§ **REQUIRED WORK**
How many lines in the listing below include the word "title"? Answer with the number and nothing else.

## BEGIN

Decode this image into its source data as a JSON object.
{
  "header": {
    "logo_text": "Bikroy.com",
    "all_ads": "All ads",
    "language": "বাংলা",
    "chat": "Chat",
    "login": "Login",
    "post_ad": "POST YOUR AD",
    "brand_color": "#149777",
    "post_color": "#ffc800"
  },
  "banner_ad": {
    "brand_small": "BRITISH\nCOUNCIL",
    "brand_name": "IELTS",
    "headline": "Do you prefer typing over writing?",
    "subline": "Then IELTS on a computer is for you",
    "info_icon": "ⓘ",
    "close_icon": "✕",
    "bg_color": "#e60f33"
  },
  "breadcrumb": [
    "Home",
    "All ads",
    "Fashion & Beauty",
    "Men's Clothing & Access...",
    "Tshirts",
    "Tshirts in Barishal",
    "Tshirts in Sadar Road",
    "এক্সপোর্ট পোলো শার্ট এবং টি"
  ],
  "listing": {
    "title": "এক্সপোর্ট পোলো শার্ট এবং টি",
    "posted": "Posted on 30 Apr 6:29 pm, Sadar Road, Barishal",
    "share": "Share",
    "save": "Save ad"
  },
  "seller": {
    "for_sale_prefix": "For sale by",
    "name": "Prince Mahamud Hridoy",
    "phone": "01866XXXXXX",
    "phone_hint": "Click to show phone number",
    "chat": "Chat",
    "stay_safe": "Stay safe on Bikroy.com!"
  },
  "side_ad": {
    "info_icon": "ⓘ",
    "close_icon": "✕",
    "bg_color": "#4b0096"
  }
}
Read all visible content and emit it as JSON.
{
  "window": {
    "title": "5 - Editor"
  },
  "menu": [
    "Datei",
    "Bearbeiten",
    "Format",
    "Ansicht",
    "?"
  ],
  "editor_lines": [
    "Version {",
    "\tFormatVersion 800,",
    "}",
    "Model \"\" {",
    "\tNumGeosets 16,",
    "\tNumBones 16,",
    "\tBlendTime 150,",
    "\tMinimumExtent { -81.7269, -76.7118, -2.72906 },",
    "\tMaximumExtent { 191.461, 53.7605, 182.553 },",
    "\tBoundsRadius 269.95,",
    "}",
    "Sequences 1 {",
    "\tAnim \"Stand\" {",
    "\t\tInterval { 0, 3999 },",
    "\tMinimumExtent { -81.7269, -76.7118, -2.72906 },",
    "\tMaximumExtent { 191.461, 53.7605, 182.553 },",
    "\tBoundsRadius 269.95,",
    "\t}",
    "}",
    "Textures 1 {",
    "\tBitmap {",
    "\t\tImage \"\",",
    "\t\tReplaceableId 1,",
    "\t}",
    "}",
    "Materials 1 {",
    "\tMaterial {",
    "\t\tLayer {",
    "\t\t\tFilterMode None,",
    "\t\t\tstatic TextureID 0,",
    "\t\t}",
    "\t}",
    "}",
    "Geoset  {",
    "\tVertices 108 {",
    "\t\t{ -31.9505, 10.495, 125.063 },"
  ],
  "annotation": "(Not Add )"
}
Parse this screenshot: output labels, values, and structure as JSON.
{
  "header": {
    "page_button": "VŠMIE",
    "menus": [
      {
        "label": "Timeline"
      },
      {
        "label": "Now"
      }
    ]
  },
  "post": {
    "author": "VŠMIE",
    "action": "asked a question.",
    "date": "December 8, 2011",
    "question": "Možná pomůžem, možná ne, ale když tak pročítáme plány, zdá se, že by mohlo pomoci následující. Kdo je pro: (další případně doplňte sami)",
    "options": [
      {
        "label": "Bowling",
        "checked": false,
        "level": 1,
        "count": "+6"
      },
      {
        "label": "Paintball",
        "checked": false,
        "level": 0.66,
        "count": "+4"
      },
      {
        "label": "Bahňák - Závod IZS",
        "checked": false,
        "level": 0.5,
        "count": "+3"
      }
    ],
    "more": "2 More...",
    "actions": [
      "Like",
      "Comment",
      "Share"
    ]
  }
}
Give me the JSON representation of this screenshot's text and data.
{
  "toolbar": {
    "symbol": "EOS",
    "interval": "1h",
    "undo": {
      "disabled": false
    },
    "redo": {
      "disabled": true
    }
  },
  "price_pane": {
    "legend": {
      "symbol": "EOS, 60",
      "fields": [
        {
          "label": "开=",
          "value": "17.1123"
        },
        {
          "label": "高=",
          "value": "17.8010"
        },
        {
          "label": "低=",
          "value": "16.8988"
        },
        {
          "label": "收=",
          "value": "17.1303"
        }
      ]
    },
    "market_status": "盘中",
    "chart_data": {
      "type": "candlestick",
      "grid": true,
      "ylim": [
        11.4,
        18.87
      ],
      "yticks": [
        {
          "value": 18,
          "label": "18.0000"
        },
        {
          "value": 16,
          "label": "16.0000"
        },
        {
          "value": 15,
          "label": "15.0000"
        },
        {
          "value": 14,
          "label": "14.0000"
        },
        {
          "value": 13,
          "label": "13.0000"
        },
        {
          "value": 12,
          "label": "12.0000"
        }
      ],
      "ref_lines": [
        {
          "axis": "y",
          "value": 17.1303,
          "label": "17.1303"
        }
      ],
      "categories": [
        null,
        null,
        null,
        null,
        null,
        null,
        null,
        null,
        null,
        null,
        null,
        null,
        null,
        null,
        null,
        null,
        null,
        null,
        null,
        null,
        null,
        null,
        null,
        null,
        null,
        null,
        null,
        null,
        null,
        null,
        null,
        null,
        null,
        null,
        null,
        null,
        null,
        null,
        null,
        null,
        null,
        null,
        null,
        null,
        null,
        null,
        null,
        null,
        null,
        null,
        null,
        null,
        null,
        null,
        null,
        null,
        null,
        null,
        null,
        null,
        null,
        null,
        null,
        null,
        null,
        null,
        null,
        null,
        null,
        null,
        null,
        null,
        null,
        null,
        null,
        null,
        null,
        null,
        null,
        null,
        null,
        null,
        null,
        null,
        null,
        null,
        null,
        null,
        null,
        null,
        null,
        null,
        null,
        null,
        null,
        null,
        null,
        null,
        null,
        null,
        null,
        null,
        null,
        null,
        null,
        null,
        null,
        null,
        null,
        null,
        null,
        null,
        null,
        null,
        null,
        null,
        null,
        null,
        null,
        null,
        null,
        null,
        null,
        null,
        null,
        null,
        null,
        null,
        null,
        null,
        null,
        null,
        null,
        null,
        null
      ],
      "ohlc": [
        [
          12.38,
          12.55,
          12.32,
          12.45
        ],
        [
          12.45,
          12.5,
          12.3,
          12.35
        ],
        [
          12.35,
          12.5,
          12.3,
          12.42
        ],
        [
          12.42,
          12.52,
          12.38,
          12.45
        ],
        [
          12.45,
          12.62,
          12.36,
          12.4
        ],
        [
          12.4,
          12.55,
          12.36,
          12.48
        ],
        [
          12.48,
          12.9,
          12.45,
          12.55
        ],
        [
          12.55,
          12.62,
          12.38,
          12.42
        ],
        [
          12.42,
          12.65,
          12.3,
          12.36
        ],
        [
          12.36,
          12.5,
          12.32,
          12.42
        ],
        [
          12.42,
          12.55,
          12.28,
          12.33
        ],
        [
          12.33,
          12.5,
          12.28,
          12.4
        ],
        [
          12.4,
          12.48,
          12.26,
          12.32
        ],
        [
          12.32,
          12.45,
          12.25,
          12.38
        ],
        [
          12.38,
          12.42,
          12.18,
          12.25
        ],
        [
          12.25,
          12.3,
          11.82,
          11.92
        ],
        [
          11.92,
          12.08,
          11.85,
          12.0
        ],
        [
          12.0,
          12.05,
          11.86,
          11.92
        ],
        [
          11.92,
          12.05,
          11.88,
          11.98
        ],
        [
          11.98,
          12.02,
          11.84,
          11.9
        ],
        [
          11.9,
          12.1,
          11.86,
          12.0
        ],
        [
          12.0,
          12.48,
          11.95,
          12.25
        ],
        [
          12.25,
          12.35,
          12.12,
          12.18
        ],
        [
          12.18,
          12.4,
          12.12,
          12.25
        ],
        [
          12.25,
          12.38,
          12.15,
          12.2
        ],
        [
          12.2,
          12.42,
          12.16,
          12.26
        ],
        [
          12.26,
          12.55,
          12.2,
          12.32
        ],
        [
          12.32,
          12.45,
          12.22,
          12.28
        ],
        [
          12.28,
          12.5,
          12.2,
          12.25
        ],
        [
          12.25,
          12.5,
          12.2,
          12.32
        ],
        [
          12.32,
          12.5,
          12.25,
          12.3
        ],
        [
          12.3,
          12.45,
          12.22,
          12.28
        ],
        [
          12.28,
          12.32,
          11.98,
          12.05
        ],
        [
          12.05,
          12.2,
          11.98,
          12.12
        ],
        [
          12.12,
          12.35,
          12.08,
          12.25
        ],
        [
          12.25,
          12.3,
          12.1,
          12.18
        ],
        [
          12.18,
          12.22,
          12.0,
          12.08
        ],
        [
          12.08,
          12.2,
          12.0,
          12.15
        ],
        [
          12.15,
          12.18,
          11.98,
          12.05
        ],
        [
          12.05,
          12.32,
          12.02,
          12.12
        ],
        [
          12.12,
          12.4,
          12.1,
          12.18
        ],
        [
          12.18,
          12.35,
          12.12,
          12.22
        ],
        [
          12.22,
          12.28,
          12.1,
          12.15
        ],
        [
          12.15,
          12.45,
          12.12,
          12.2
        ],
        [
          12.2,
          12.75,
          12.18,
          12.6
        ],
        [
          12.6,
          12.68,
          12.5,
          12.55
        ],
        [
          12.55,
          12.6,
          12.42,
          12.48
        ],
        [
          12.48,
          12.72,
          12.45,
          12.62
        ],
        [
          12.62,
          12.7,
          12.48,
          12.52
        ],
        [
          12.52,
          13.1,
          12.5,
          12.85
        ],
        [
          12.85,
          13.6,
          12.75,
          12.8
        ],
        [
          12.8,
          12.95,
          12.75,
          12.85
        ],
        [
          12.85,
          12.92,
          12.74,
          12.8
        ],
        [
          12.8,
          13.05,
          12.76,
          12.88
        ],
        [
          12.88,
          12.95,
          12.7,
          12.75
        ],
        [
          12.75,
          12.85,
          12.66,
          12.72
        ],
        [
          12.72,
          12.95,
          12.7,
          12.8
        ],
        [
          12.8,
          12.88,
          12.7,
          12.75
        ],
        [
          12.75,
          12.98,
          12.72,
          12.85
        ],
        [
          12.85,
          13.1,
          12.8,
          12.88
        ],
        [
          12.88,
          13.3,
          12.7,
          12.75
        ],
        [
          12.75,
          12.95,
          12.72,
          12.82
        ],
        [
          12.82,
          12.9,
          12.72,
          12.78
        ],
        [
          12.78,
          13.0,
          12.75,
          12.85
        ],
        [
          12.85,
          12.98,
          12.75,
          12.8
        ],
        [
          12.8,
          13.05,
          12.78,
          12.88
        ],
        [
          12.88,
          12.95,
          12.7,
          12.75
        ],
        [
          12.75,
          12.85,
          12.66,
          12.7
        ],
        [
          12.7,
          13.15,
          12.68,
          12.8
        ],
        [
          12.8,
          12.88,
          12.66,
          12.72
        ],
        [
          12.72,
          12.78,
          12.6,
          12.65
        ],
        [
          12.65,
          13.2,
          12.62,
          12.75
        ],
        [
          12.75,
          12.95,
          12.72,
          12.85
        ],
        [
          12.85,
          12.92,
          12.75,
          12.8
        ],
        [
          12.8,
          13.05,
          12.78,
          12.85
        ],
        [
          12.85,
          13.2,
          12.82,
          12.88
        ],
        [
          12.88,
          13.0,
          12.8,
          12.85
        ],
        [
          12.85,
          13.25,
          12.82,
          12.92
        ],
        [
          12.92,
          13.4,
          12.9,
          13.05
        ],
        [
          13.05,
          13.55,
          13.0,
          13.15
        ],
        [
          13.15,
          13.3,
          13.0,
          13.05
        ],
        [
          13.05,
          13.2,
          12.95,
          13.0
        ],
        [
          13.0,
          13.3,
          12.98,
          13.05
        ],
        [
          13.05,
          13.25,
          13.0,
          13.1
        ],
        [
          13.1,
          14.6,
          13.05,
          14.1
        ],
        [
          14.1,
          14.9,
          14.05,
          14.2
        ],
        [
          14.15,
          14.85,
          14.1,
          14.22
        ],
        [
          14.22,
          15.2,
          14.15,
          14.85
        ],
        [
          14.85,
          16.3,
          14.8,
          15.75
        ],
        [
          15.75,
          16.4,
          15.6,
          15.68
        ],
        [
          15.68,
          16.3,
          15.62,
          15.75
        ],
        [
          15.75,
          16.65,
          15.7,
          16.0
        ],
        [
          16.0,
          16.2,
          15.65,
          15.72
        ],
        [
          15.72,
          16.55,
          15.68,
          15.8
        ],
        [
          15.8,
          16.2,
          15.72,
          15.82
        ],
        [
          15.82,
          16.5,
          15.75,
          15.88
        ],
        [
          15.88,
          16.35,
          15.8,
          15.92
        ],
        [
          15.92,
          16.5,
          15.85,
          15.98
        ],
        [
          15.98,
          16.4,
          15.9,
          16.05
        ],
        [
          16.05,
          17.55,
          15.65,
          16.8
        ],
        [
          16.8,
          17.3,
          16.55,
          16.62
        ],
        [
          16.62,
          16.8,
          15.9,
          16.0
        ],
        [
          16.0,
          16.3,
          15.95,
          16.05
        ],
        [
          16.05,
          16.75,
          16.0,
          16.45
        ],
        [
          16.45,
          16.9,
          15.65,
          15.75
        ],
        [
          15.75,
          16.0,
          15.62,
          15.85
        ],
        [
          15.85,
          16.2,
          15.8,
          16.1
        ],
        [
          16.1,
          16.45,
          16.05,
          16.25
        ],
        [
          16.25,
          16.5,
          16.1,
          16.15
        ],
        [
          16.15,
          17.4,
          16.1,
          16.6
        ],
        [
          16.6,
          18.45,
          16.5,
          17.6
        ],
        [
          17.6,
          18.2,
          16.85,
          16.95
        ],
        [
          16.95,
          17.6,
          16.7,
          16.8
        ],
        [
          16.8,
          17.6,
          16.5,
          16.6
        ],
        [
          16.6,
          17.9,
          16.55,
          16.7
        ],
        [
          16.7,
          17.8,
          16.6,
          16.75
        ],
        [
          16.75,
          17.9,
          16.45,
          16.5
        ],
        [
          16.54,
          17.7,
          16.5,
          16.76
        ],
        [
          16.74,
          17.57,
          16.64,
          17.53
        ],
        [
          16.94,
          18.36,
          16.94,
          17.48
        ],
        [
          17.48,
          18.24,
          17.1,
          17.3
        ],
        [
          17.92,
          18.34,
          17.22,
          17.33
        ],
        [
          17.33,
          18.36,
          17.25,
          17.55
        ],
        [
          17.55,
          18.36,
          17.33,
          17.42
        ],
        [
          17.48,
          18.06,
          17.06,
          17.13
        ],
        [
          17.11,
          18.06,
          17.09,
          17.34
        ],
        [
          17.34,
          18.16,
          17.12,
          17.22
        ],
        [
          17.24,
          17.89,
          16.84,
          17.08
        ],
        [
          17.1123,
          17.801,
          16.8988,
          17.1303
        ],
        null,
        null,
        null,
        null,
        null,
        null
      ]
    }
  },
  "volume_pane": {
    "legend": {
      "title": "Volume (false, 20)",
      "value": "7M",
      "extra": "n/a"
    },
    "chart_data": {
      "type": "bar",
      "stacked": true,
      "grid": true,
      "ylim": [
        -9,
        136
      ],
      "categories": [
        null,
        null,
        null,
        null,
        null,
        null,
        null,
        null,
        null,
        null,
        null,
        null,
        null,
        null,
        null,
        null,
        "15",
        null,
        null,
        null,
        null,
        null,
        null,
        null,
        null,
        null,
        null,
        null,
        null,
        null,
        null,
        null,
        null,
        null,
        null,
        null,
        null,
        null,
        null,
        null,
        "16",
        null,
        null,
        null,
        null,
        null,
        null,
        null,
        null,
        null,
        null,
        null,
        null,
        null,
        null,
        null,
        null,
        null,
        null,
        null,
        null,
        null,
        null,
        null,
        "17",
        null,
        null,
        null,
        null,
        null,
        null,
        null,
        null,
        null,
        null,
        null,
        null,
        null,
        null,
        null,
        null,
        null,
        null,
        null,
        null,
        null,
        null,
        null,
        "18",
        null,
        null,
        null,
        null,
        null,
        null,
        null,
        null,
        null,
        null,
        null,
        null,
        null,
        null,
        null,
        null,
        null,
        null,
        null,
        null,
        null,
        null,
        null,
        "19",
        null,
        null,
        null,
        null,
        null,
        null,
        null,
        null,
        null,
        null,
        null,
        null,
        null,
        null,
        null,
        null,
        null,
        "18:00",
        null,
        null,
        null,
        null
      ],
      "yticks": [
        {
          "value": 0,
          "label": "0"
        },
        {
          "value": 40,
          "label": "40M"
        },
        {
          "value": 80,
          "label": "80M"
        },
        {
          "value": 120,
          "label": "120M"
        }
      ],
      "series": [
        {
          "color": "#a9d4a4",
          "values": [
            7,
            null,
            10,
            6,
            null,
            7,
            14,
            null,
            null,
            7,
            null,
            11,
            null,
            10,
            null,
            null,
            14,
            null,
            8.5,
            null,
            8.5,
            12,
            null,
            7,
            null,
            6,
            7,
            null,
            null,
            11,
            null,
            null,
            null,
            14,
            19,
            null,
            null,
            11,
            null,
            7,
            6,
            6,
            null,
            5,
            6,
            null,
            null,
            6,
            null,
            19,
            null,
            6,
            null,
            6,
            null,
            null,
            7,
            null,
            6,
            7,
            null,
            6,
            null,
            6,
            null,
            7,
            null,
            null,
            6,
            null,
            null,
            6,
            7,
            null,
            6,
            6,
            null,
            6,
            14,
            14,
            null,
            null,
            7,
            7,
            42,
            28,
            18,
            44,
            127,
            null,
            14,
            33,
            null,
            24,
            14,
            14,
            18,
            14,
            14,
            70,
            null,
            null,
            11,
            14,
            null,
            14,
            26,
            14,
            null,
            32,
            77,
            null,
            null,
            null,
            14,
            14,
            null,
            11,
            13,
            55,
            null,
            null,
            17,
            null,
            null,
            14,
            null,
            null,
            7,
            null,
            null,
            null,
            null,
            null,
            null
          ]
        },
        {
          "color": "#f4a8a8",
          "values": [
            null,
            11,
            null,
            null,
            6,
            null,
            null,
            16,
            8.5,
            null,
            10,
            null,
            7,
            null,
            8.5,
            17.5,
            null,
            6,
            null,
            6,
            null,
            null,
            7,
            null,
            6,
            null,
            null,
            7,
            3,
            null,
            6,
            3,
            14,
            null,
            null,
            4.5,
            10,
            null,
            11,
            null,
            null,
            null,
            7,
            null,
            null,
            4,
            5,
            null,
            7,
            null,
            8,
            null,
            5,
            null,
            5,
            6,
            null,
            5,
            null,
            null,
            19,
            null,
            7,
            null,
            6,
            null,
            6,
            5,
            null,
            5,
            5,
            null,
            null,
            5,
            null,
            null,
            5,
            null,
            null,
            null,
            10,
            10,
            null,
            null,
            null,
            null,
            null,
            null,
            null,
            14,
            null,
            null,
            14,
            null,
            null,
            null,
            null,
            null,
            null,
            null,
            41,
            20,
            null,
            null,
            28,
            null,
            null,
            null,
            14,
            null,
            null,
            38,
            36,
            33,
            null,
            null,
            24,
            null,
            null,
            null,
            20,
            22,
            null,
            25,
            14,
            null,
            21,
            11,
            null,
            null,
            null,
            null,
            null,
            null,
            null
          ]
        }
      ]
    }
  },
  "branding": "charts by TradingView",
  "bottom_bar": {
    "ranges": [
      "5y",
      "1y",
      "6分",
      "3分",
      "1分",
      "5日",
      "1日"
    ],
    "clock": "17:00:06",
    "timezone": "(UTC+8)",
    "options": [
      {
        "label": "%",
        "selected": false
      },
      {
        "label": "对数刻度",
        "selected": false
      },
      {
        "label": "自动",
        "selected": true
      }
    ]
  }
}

## END

§ **RESULT FOR THIS EXERCISE**
3